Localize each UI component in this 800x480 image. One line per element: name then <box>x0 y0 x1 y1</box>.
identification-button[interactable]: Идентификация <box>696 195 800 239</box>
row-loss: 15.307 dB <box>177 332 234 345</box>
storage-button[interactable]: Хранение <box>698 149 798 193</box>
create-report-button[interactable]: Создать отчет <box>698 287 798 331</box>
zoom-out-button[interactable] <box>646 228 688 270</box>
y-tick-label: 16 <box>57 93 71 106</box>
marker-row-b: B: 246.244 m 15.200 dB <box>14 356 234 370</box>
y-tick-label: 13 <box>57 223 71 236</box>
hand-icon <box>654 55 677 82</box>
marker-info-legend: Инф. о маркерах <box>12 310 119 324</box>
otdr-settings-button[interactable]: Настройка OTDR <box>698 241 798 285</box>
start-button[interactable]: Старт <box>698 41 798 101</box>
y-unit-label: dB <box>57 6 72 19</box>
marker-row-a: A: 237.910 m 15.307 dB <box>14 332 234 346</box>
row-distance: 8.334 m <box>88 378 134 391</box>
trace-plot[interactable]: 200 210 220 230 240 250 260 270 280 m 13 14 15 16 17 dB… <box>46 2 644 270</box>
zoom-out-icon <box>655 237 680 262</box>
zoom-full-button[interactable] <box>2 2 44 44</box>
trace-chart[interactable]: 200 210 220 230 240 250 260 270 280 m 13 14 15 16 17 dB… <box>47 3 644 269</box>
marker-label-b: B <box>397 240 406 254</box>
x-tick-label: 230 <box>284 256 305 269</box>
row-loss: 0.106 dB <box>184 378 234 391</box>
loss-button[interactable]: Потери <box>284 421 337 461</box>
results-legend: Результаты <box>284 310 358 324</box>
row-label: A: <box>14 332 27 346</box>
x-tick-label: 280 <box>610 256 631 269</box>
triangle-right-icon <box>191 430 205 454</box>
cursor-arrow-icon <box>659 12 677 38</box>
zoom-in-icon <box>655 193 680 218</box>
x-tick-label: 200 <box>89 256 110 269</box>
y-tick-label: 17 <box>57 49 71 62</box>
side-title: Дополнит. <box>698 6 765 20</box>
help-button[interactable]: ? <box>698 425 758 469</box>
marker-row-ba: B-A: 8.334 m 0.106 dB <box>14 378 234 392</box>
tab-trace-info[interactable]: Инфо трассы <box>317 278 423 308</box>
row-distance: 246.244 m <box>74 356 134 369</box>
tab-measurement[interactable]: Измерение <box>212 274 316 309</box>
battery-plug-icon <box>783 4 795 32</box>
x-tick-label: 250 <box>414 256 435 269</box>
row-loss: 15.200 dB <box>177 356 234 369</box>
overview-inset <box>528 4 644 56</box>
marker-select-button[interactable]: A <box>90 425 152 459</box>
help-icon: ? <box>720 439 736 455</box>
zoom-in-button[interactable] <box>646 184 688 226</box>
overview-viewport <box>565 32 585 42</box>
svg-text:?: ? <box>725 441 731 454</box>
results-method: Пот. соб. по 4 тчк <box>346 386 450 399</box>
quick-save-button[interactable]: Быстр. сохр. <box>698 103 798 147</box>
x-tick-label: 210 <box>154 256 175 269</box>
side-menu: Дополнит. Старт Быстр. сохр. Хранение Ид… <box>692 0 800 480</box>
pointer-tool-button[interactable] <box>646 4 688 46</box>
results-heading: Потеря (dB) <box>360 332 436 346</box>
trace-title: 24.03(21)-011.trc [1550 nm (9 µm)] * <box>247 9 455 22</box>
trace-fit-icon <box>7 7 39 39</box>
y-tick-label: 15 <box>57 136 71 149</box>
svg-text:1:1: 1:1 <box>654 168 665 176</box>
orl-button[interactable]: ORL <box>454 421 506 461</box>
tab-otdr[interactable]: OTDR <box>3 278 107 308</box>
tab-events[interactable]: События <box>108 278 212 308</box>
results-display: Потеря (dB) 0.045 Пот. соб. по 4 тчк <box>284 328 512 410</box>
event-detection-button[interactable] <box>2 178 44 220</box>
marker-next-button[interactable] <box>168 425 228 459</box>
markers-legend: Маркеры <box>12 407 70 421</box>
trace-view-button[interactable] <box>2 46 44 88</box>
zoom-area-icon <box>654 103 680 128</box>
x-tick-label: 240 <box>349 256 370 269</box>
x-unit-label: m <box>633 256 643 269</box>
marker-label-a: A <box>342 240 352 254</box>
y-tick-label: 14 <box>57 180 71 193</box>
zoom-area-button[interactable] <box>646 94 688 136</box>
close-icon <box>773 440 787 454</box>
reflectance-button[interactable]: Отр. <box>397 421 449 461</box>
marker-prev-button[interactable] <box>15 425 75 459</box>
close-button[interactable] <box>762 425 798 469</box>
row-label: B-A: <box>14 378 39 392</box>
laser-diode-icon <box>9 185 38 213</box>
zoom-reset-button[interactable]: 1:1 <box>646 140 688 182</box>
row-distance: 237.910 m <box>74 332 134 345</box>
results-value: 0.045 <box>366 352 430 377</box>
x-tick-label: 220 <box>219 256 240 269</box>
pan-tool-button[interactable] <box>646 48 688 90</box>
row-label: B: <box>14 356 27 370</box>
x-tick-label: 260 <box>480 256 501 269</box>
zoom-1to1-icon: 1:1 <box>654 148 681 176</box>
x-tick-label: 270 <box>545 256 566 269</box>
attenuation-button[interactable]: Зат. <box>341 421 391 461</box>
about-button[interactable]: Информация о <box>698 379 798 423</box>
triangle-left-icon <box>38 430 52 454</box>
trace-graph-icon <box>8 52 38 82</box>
######
• WHAT YOU SHOULD DO: Can you print all of the records above line for line, with every character unchanged?

• CORRECT RESULT:
Localize each UI component in this 800x480 image. One line per element: name then <box>x0 y0 x1 y1</box>.
identification-button[interactable]: Идентификация <box>696 195 800 239</box>
row-loss: 15.307 dB <box>177 332 234 345</box>
storage-button[interactable]: Хранение <box>698 149 798 193</box>
create-report-button[interactable]: Создать отчет <box>698 287 798 331</box>
zoom-out-button[interactable] <box>646 228 688 270</box>
y-tick-label: 16 <box>57 93 71 106</box>
marker-row-b: B: 246.244 m 15.200 dB <box>14 356 234 370</box>
y-tick-label: 13 <box>57 223 71 236</box>
hand-icon <box>654 55 677 82</box>
marker-info-legend: Инф. о маркерах <box>12 310 119 324</box>
otdr-settings-button[interactable]: Настройка OTDR <box>698 241 798 285</box>
start-button[interactable]: Старт <box>698 41 798 101</box>
y-unit-label: dB <box>57 6 72 19</box>
marker-row-a: A: 237.910 m 15.307 dB <box>14 332 234 346</box>
row-distance: 8.334 m <box>88 378 134 391</box>
trace-plot[interactable]: 200 210 220 230 240 250 260 270 280 m 13 14 15 16 17 dB… <box>46 2 644 270</box>
zoom-out-icon <box>655 237 680 262</box>
zoom-full-button[interactable] <box>2 2 44 44</box>
trace-chart[interactable]: 200 210 220 230 240 250 260 270 280 m 13 14 15 16 17 dB… <box>47 3 644 269</box>
marker-label-b: B <box>397 240 406 254</box>
x-tick-label: 230 <box>284 256 305 269</box>
row-loss: 0.106 dB <box>184 378 234 391</box>
loss-button[interactable]: Потери <box>284 421 337 461</box>
results-legend: Результаты <box>284 310 358 324</box>
row-label: A: <box>14 332 27 346</box>
x-tick-label: 280 <box>610 256 631 269</box>
triangle-right-icon <box>191 430 205 454</box>
cursor-arrow-icon <box>659 12 677 38</box>
zoom-in-icon <box>655 193 680 218</box>
x-tick-label: 200 <box>89 256 110 269</box>
y-tick-label: 17 <box>57 49 71 62</box>
side-title: Дополнит. <box>698 6 765 20</box>
help-button[interactable]: ? <box>698 425 758 469</box>
marker-row-ba: B-A: 8.334 m 0.106 dB <box>14 378 234 392</box>
tab-trace-info[interactable]: Инфо трассы <box>317 278 423 308</box>
row-distance: 246.244 m <box>74 356 134 369</box>
tab-measurement[interactable]: Измерение <box>212 274 316 309</box>
battery-plug-icon <box>783 4 795 32</box>
x-tick-label: 250 <box>414 256 435 269</box>
row-loss: 15.200 dB <box>177 356 234 369</box>
overview-inset <box>528 4 644 56</box>
marker-select-button[interactable]: A <box>90 425 152 459</box>
help-icon: ? <box>720 439 736 455</box>
zoom-in-button[interactable] <box>646 184 688 226</box>
overview-viewport <box>565 32 585 42</box>
svg-text:?: ? <box>725 441 731 454</box>
results-method: Пот. соб. по 4 тчк <box>346 386 450 399</box>
quick-save-button[interactable]: Быстр. сохр. <box>698 103 798 147</box>
x-tick-label: 210 <box>154 256 175 269</box>
side-menu: Дополнит. Старт Быстр. сохр. Хранение Ид… <box>692 0 800 480</box>
pointer-tool-button[interactable] <box>646 4 688 46</box>
results-heading: Потеря (dB) <box>360 332 436 346</box>
trace-title: 24.03(21)-011.trc [1550 nm (9 µm)] * <box>247 9 455 22</box>
trace-fit-icon <box>7 7 39 39</box>
y-tick-label: 15 <box>57 136 71 149</box>
svg-text:1:1: 1:1 <box>654 168 665 176</box>
orl-button[interactable]: ORL <box>454 421 506 461</box>
tab-otdr[interactable]: OTDR <box>3 278 107 308</box>
tab-events[interactable]: События <box>108 278 212 308</box>
results-display: Потеря (dB) 0.045 Пот. соб. по 4 тчк <box>284 328 512 410</box>
event-detection-button[interactable] <box>2 178 44 220</box>
marker-next-button[interactable] <box>168 425 228 459</box>
markers-legend: Маркеры <box>12 407 70 421</box>
trace-view-button[interactable] <box>2 46 44 88</box>
zoom-area-icon <box>654 103 680 128</box>
x-tick-label: 240 <box>349 256 370 269</box>
x-unit-label: m <box>633 256 643 269</box>
marker-label-a: A <box>342 240 352 254</box>
y-tick-label: 14 <box>57 180 71 193</box>
zoom-area-button[interactable] <box>646 94 688 136</box>
close-icon <box>773 440 787 454</box>
reflectance-button[interactable]: Отр. <box>397 421 449 461</box>
marker-prev-button[interactable] <box>15 425 75 459</box>
close-button[interactable] <box>762 425 798 469</box>
row-label: B-A: <box>14 378 39 392</box>
laser-diode-icon <box>9 185 38 213</box>
zoom-reset-button[interactable]: 1:1 <box>646 140 688 182</box>
row-distance: 237.910 m <box>74 332 134 345</box>
results-value: 0.045 <box>366 352 430 377</box>
x-tick-label: 220 <box>219 256 240 269</box>
pan-tool-button[interactable] <box>646 48 688 90</box>
row-label: B: <box>14 356 27 370</box>
x-tick-label: 260 <box>480 256 501 269</box>
zoom-1to1-icon: 1:1 <box>654 148 681 176</box>
x-tick-label: 270 <box>545 256 566 269</box>
attenuation-button[interactable]: Зат. <box>341 421 391 461</box>
about-button[interactable]: Информация о <box>698 379 798 423</box>
triangle-left-icon <box>38 430 52 454</box>
trace-graph-icon <box>8 52 38 82</box>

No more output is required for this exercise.